>> Begin
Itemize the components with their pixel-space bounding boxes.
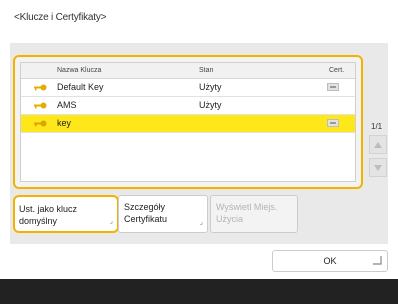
key-list-body: Nazwa Klucza Stan Cert. Default Key Użyt… [20, 62, 356, 182]
page-indicator: 1/1 [371, 122, 383, 131]
key-icon [34, 120, 47, 127]
screen-title: <Klucze i Certyfikaty> [14, 12, 107, 23]
certificate-icon [327, 119, 339, 127]
ok-button[interactable]: OK [272, 250, 388, 272]
key-row-ams[interactable]: AMS Użyty [21, 97, 355, 115]
column-header-cert: Cert. [329, 67, 345, 74]
list-header: Nazwa Klucza Stan Cert. [21, 63, 355, 79]
column-header-status: Stan [199, 67, 214, 74]
key-status: Użyty [199, 100, 222, 110]
key-icon [34, 84, 47, 91]
key-status: Użyty [199, 82, 222, 92]
certificate-details-label: Szczegóły Certyfikatu [124, 202, 168, 224]
ok-label: OK [323, 256, 337, 266]
arrow-down-icon [374, 165, 382, 171]
arrow-up-icon [374, 142, 382, 148]
certificate-details-button[interactable]: Szczegóły Certyfikatu ⌟ [118, 195, 208, 233]
status-bar [0, 279, 398, 304]
key-list[interactable]: Nazwa Klucza Stan Cert. Default Key Użyt… [13, 55, 363, 189]
corner-mark-icon [373, 256, 382, 265]
key-name: Default Key [57, 82, 104, 92]
key-name: AMS [57, 100, 77, 110]
key-row-default-key[interactable]: Default Key Użyty [21, 79, 355, 97]
corner-mark-icon: ⌟ [199, 219, 203, 226]
show-usage-location-button[interactable]: Wyświetl Miejs. Użycia [210, 195, 298, 233]
column-header-key-name: Nazwa Klucza [57, 67, 102, 74]
set-as-default-key-button[interactable]: Ust. jako klucz domyślny ⌟ [13, 195, 119, 233]
scroll-up-button[interactable] [369, 135, 387, 154]
key-name: key [57, 118, 72, 128]
corner-mark-icon: ⌟ [109, 218, 113, 225]
scroll-down-button[interactable] [369, 158, 387, 177]
show-usage-location-label: Wyświetl Miejs. Użycia [216, 202, 278, 224]
set-as-default-key-label: Ust. jako klucz domyślny [19, 204, 78, 226]
certificate-icon [327, 83, 339, 91]
key-icon [34, 102, 47, 109]
key-row-key-selected[interactable]: key [21, 115, 355, 133]
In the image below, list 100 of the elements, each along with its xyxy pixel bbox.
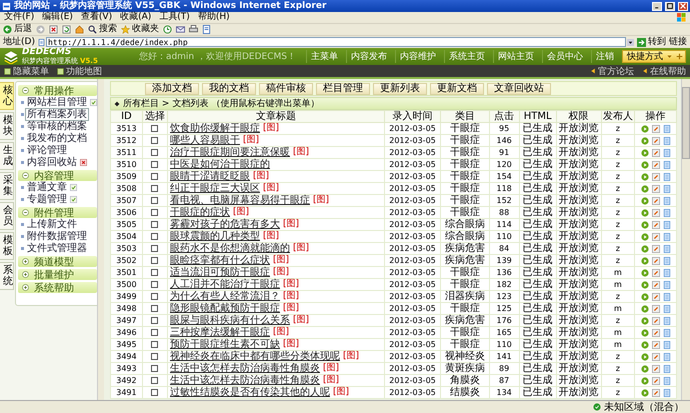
document-icon[interactable]: [662, 364, 671, 372]
side-tab[interactable]: 系统: [0, 262, 14, 290]
row-checkbox[interactable]: [151, 316, 158, 324]
play-icon[interactable]: [640, 124, 649, 132]
edit-icon[interactable]: [652, 316, 660, 324]
menu-item[interactable]: 上传新文件: [26, 219, 78, 230]
shortcut-dropdown[interactable]: 快捷方式: [622, 50, 686, 63]
go-button[interactable]: 转到: [637, 36, 666, 48]
scrollbar[interactable]: [681, 79, 690, 400]
side-tab[interactable]: 核心: [0, 82, 14, 110]
article-link[interactable]: 干眼症的症状: [170, 207, 230, 218]
article-link[interactable]: 哪些人容易眼干: [170, 135, 240, 146]
document-icon[interactable]: [662, 280, 671, 288]
article-link[interactable]: 看电视、电脑屏幕容易得干眼症: [170, 195, 310, 206]
menu-item[interactable]: 所有档案列表: [26, 109, 88, 120]
play-icon[interactable]: [640, 244, 649, 252]
document-icon[interactable]: [662, 244, 671, 252]
row-checkbox[interactable]: [151, 376, 158, 384]
row-checkbox[interactable]: [151, 256, 158, 264]
article-link[interactable]: 过敏性结膜炎是否有传染其他的人呢: [170, 387, 330, 398]
document-icon[interactable]: [662, 124, 671, 132]
article-link[interactable]: 隐形眼镜配戴预防干眼症: [170, 303, 280, 314]
menu-group-header[interactable]: 附件管理: [18, 207, 97, 218]
home-icon[interactable]: [75, 25, 84, 34]
menu-item[interactable]: 专题管理: [26, 194, 68, 205]
row-checkbox[interactable]: [151, 268, 158, 276]
row-checkbox[interactable]: [151, 184, 158, 192]
row-checkbox[interactable]: [151, 232, 158, 240]
play-icon[interactable]: [640, 304, 649, 312]
row-checkbox[interactable]: [151, 292, 158, 300]
article-link[interactable]: 为什么有些人经常流泪？: [170, 291, 280, 302]
dropdown-arrow-icon[interactable]: [627, 38, 634, 46]
menu-group-header[interactable]: 内容管理: [18, 170, 97, 181]
menu-item[interactable]: 工具(T): [159, 12, 190, 23]
document-icon[interactable]: [662, 340, 671, 348]
play-icon[interactable]: [640, 136, 649, 144]
play-icon[interactable]: [640, 364, 649, 372]
toolbar-button[interactable]: 更新列表: [373, 82, 427, 94]
document-icon[interactable]: [662, 172, 671, 180]
row-checkbox[interactable]: [151, 244, 158, 252]
article-link[interactable]: 视神经炎在临床中都有哪些分类体现呢: [170, 351, 340, 362]
toolbar-button[interactable]: 文章回收站: [487, 82, 551, 94]
edit-icon[interactable]: [652, 232, 660, 240]
print-icon[interactable]: [189, 25, 198, 34]
toolbar-link[interactable]: 官方论坛: [590, 64, 634, 78]
document-icon[interactable]: [662, 232, 671, 240]
play-icon[interactable]: [640, 268, 649, 276]
nav-link[interactable]: 网站主页: [493, 50, 538, 63]
toolbar-button[interactable]: 我的文档: [202, 82, 256, 94]
row-checkbox[interactable]: [151, 388, 158, 396]
play-icon[interactable]: [640, 184, 649, 192]
menu-item[interactable]: 评论管理: [26, 145, 68, 156]
menu-item[interactable]: 编辑(E): [42, 12, 73, 23]
search-button[interactable]: 搜索: [88, 24, 117, 35]
menu-item[interactable]: 网站栏目管理: [26, 97, 88, 108]
edit-icon[interactable]: [652, 208, 660, 216]
toolbar-button[interactable]: 栏目管理: [316, 82, 370, 94]
edit-icon[interactable]: [652, 256, 660, 264]
edit-icon[interactable]: [652, 196, 660, 204]
edit-icon[interactable]: [652, 340, 660, 348]
toolbar-button[interactable]: 添加文档: [145, 82, 199, 94]
edit-icon[interactable]: [652, 268, 660, 276]
add-icon[interactable]: [70, 196, 77, 203]
row-checkbox[interactable]: [151, 208, 158, 216]
maximize-button[interactable]: [665, 2, 675, 10]
row-checkbox[interactable]: [151, 340, 158, 348]
history-icon[interactable]: [163, 25, 172, 34]
row-checkbox[interactable]: [151, 196, 158, 204]
menu-item[interactable]: 我发布的文档: [26, 133, 88, 144]
refresh-icon[interactable]: [62, 25, 71, 34]
play-icon[interactable]: [640, 160, 649, 168]
minimize-button[interactable]: [652, 2, 662, 10]
play-icon[interactable]: [640, 388, 649, 396]
address-field[interactable]: http://1.1.1.4/dede/index.php: [46, 37, 626, 47]
scrollbar[interactable]: [97, 79, 104, 400]
play-icon[interactable]: [640, 376, 649, 384]
edit-icon[interactable]: [652, 280, 660, 288]
article-link[interactable]: 饮食助你缓解干眼症: [170, 123, 260, 134]
delete-icon[interactable]: [80, 159, 87, 166]
links-label[interactable]: 链接: [669, 36, 687, 48]
menu-item[interactable]: 收藏(A): [120, 12, 152, 23]
document-icon[interactable]: [662, 148, 671, 156]
document-icon[interactable]: [662, 220, 671, 228]
document-icon[interactable]: [662, 160, 671, 168]
menu-group-header[interactable]: 系统帮助: [18, 282, 97, 293]
play-icon[interactable]: [640, 232, 649, 240]
play-icon[interactable]: [640, 172, 649, 180]
menu-item[interactable]: 查看(V): [80, 12, 112, 23]
back-button[interactable]: 后退: [3, 24, 32, 35]
article-link[interactable]: 眼球震颤的几种类型: [170, 231, 260, 242]
menu-item[interactable]: 文件式管理器: [26, 243, 88, 254]
document-icon[interactable]: [662, 328, 671, 336]
document-icon[interactable]: [662, 136, 671, 144]
menu-item[interactable]: 普通文章: [26, 182, 68, 193]
play-icon[interactable]: [640, 352, 649, 360]
article-link[interactable]: 人工泪并不能治疗干眼症: [170, 279, 280, 290]
edit-icon[interactable]: [652, 220, 660, 228]
edit-icon[interactable]: [652, 376, 660, 384]
side-tab[interactable]: 模块: [0, 112, 14, 140]
play-icon[interactable]: [640, 292, 649, 300]
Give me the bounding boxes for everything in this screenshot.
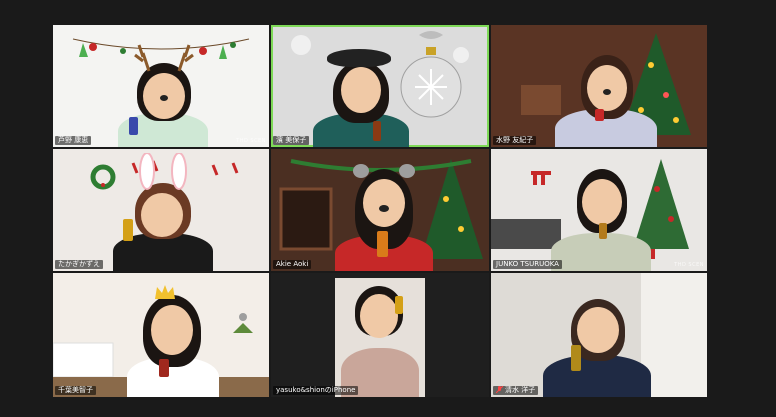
participant-tile[interactable]: JUNKO TSURUOKA THD SCEN bbox=[491, 149, 707, 271]
participant-tile[interactable]: たかぎかずえ bbox=[53, 149, 269, 271]
bunny-ears-icon bbox=[139, 153, 187, 190]
participant-video bbox=[113, 44, 213, 147]
crown-icon bbox=[155, 285, 175, 299]
participant-name-label: JUNKO TSURUOKA bbox=[493, 260, 562, 269]
participant-video bbox=[547, 157, 657, 271]
participant-name-label: 千葉美智子 bbox=[55, 386, 96, 395]
participant-name-label: たかぎかずえ bbox=[55, 260, 103, 269]
video-gallery: 芦野 康恵 THD SCEN 濱 美保子 水野 友紀子 たかぎかずえ Akie … bbox=[0, 0, 776, 417]
participant-tile[interactable]: 水野 友紀子 bbox=[491, 25, 707, 147]
participant-video bbox=[311, 43, 411, 147]
participant-tile[interactable]: Akie Aoki bbox=[271, 149, 489, 271]
participant-name-label: 濱 美保子 bbox=[273, 136, 310, 145]
participant-video bbox=[123, 283, 223, 397]
participant-video bbox=[335, 278, 425, 397]
participant-video bbox=[103, 153, 223, 271]
participant-tile-active-speaker[interactable]: 濱 美保子 bbox=[271, 25, 489, 147]
video-feed bbox=[335, 278, 425, 397]
participant-video bbox=[329, 159, 439, 271]
participant-tile[interactable]: 清水 洋子 bbox=[491, 273, 707, 397]
beret-hat bbox=[327, 49, 391, 67]
watermark-text: THD SCEN bbox=[674, 262, 704, 268]
participant-name-label: yasuko&shionのiPhone bbox=[273, 386, 359, 395]
participant-name-label: 芦野 康恵 bbox=[55, 136, 92, 145]
participant-name-text: 清水 洋子 bbox=[505, 386, 536, 394]
reindeer-antlers-icon bbox=[134, 44, 194, 72]
participant-tile[interactable]: yasuko&shionのiPhone bbox=[271, 273, 489, 397]
watermark-text: THD SCEN bbox=[236, 138, 266, 144]
participant-tile[interactable]: 芦野 康恵 THD SCEN bbox=[53, 25, 269, 147]
participant-video bbox=[551, 45, 661, 147]
participant-name-label: 清水 洋子 bbox=[493, 385, 539, 395]
participant-video bbox=[537, 293, 657, 397]
mic-muted-icon bbox=[495, 385, 504, 394]
participant-name-label: Akie Aoki bbox=[273, 260, 312, 269]
participant-tile[interactable]: 千葉美智子 bbox=[53, 273, 269, 397]
participant-name-label: 水野 友紀子 bbox=[493, 136, 537, 145]
animal-ears-icon bbox=[353, 164, 415, 178]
>> End
Write out every line of the items from the one containing "document-icon[interactable]: [662, 364, 671, 372]" down to the one containing "menu-item[interactable]: 上传新文件: [26, 219, 78, 230]", both included, with nothing changed.

document-icon[interactable]: [662, 364, 671, 372]
side-tab[interactable]: 系统: [0, 262, 14, 290]
row-checkbox[interactable]: [151, 316, 158, 324]
play-icon[interactable]: [640, 124, 649, 132]
edit-icon[interactable]: [652, 316, 660, 324]
menu-item[interactable]: 上传新文件: [26, 219, 78, 230]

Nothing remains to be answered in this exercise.